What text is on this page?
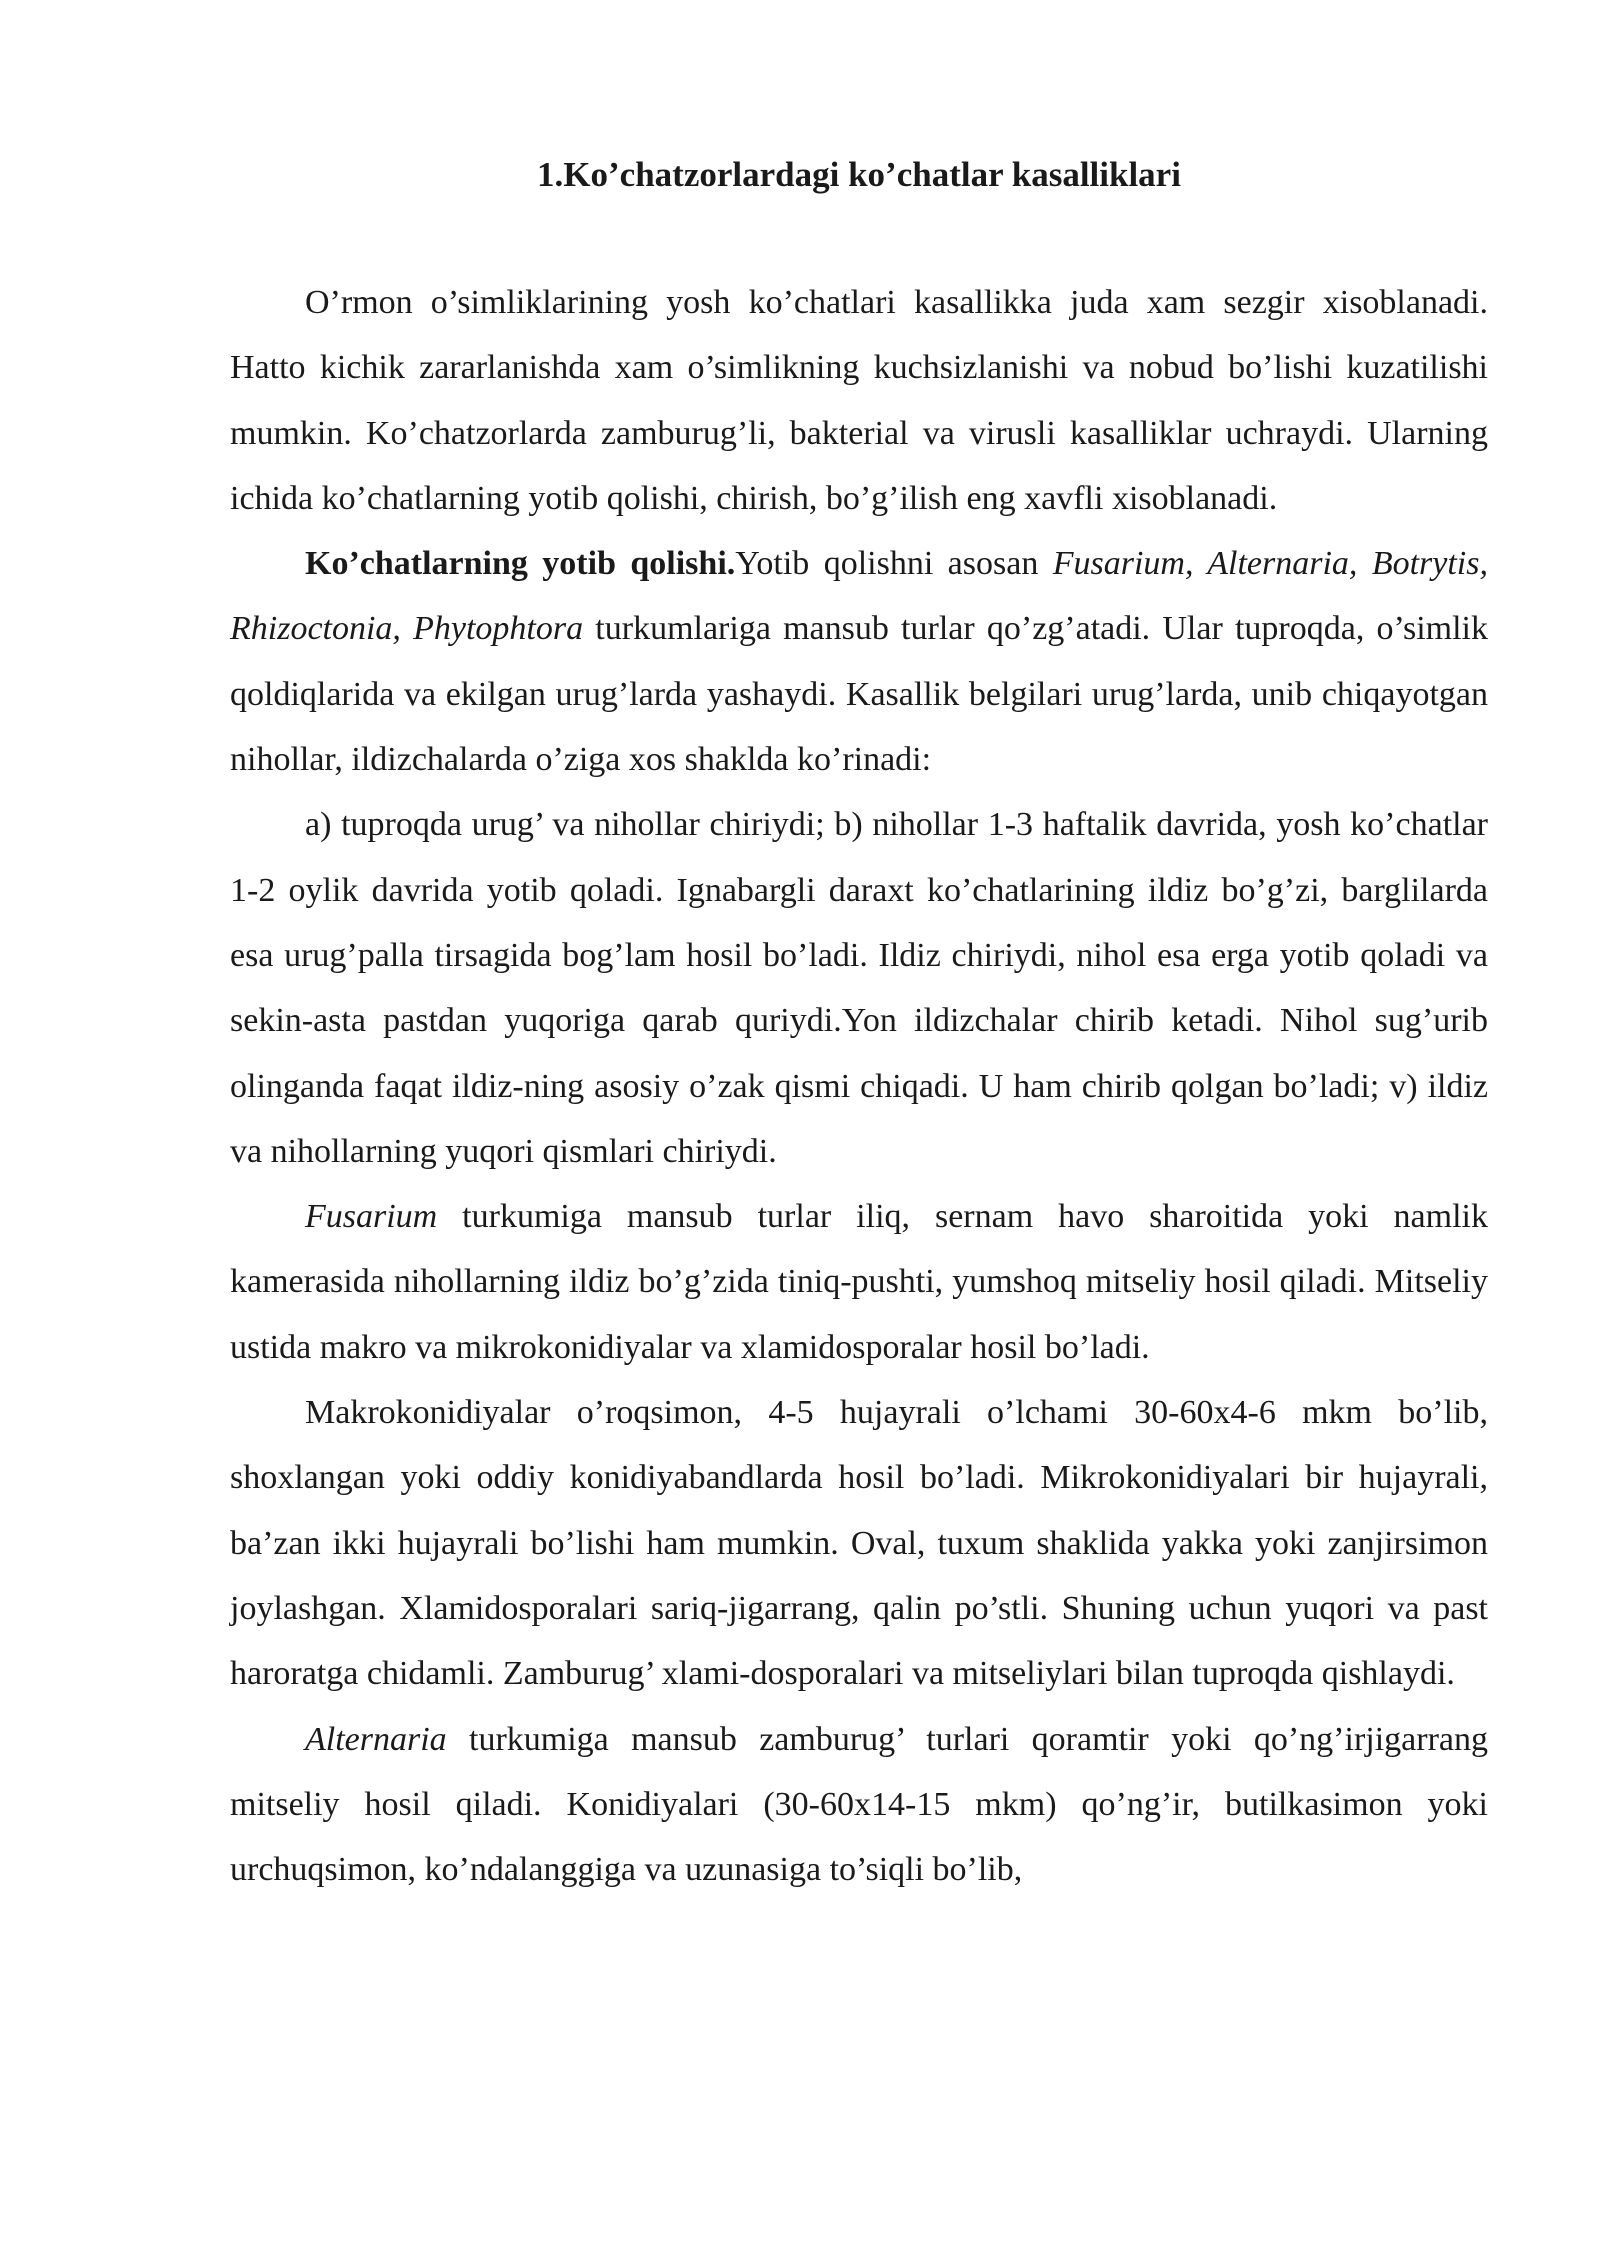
1.Ko’chatzorlardagi ko’chatlar kasalliklari

O’rmon o’simliklarining yosh ko’chatlari kasallikka juda xam sezgir xisoblanadi. Hatto kichik zararlanishda xam o’simlikning kuchsizlanishi va nobud bo’lishi kuzatilishi mumkin. Ko’chatzorlarda zamburug’li, bakterial va virusli kasalliklar uchraydi. Ularning ichida ko’chatlarning yotib qolishi, chirish, bo’g’ilish eng xavfli xisoblanadi.

Ko’chatlarning yotib qolishi.Yotib qolishni asosan Fusarium, Alternaria, Botrytis, Rhizoctonia, Phytophtora turkumlariga mansub turlar qo’zg’atadi. Ular tuproqda, o’simlik qoldiqlarida va ekilgan urug’larda yashaydi. Kasallik belgilari urug’larda, unib chiqayotgan nihollar, ildizchalarda o’ziga xos shaklda ko’rinadi:

a) tuproqda urug’ va nihollar chiriydi; b) nihollar 1-3 haftalik davrida, yosh ko’chatlar 1-2 oylik davrida yotib qoladi. Ignabargli daraxt ko’chatlarining ildiz bo’g’zi, barglilarda esa urug’palla tirsagida bog’lam hosil bo’ladi. Ildiz chiriydi, nihol esa erga yotib qoladi va sekin-asta pastdan yuqoriga qarab quriydi.Yon ildizchalar chirib ketadi. Nihol sug’urib olinganda faqat ildiz-ning asosiy o’zak qismi chiqadi. U ham chirib qolgan bo’ladi; v) ildiz va nihollarning yuqori qismlari chiriydi.

Fusarium turkumiga mansub turlar iliq, sernam havo sharoitida yoki namlik kamerasida nihollarning ildiz bo’g’zida tiniq-pushti, yumshoq mitseliy hosil qiladi. Mitseliy ustida makro va mikrokonidiyalar va xlamidosporalar hosil bo’ladi.

Makrokonidiyalar o’roqsimon, 4-5 hujayrali o’lchami 30-60x4-6 mkm bo’lib, shoxlangan yoki oddiy konidiyabandlarda hosil bo’ladi. Mikrokonidiyalari bir hujayrali, ba’zan ikki hujayrali bo’lishi ham mumkin. Oval, tuxum shaklida yakka yoki zanjirsimon joylashgan. Xlamidosporalari sariq-jigarrang, qalin po’stli. Shuning uchun yuqori va past haroratga chidamli. Zamburug’ xlami-dosporalari va mitseliylari bilan tuproqda qishlaydi.

Alternaria turkumiga mansub zamburug’ turlari qoramtir yoki qo’ng’irjigarrang mitseliy hosil qiladi. Konidiyalari (30-60x14-15 mkm) qo’ng’ir, butilkasimon yoki urchuqsimon, ko’ndalanggiga va uzunasiga to’siqli bo’lib,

§ WORK ITEM
Using the listing, copy every line where the word "yosh" shows up.

§ RESPONSE FOR THIS EXERCISE
O’rmon o’simliklarining yosh ko’chatlari kasallikka juda xam sezgir xisoblanadi. Hatto kichik zararlanishda xam o’simlikning kuchsizlanishi va nobud bo’lishi kuzatilishi mumkin. Ko’chatzorlarda zamburug’li, bakterial va virusli kasalliklar uchraydi. Ularning ichida ko’chatlarning yotib qolishi, chirish, bo’g’ilish eng xavfli xisoblanadi.
a) tuproqda urug’ va nihollar chiriydi; b) nihollar 1-3 haftalik davrida, yosh ko’chatlar 1-2 oylik davrida yotib qoladi. Ignabargli daraxt ko’chatlarining ildiz bo’g’zi, barglilarda esa urug’palla tirsagida bog’lam hosil bo’ladi. Ildiz chiriydi, nihol esa erga yotib qoladi va sekin-asta pastdan yuqoriga qarab quriydi.Yon ildizchalar chirib ketadi. Nihol sug’urib olinganda faqat ildiz-ning asosiy o’zak qismi chiqadi. U ham chirib qolgan bo’ladi; v) ildiz va nihollarning yuqori qismlari chiriydi.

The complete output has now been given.